[Saved entries]
"""
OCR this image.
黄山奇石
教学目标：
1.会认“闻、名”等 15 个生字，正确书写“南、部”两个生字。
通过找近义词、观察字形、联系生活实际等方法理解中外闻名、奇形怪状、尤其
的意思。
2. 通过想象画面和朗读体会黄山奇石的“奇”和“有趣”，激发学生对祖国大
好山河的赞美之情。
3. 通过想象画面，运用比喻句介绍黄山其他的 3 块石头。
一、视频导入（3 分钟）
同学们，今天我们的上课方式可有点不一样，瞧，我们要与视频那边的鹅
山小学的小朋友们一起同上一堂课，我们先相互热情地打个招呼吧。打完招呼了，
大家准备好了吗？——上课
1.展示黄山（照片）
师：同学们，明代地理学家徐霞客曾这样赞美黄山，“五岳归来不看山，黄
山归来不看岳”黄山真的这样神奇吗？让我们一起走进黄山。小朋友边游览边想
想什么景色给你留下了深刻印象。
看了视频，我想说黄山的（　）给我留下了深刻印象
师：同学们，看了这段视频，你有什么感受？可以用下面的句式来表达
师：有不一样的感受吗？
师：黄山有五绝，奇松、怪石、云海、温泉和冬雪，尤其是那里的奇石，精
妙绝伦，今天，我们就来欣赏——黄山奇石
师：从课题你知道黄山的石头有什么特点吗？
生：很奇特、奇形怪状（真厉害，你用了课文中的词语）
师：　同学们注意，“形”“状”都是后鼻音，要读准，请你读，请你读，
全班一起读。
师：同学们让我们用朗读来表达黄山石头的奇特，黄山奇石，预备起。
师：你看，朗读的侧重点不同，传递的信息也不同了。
"""
THE PROBLEM →
Write the data out again in full and exactly.

EXERCISE ANSWER →
OCR this image.
黄山奇石
教学目标：
1.会认“闻、名”等 15 个生字，正确书写“南、部”两个生字。
通过找近义词、观察字形、联系生活实际等方法理解中外闻名、奇形怪状、尤其
的意思。
2. 通过想象画面和朗读体会黄山奇石的“奇”和“有趣”，激发学生对祖国大
好山河的赞美之情。
3. 通过想象画面，运用比喻句介绍黄山其他的 3 块石头。
一、视频导入（3 分钟）
同学们，今天我们的上课方式可有点不一样，瞧，我们要与视频那边的鹅
山小学的小朋友们一起同上一堂课，我们先相互热情地打个招呼吧。打完招呼了，
大家准备好了吗？——上课
1.展示黄山（照片）
师：同学们，明代地理学家徐霞客曾这样赞美黄山，“五岳归来不看山，黄
山归来不看岳”黄山真的这样神奇吗？让我们一起走进黄山。小朋友边游览边想
想什么景色给你留下了深刻印象。
看了视频，我想说黄山的（　）给我留下了深刻印象
师：同学们，看了这段视频，你有什么感受？可以用下面的句式来表达
师：有不一样的感受吗？
师：黄山有五绝，奇松、怪石、云海、温泉和冬雪，尤其是那里的奇石，精
妙绝伦，今天，我们就来欣赏——黄山奇石
师：从课题你知道黄山的石头有什么特点吗？
生：很奇特、奇形怪状（真厉害，你用了课文中的词语）
师：　同学们注意，“形”“状”都是后鼻音，要读准，请你读，请你读，
全班一起读。
师：同学们让我们用朗读来表达黄山石头的奇特，黄山奇石，预备起。
师：你看，朗读的侧重点不同，传递的信息也不同了。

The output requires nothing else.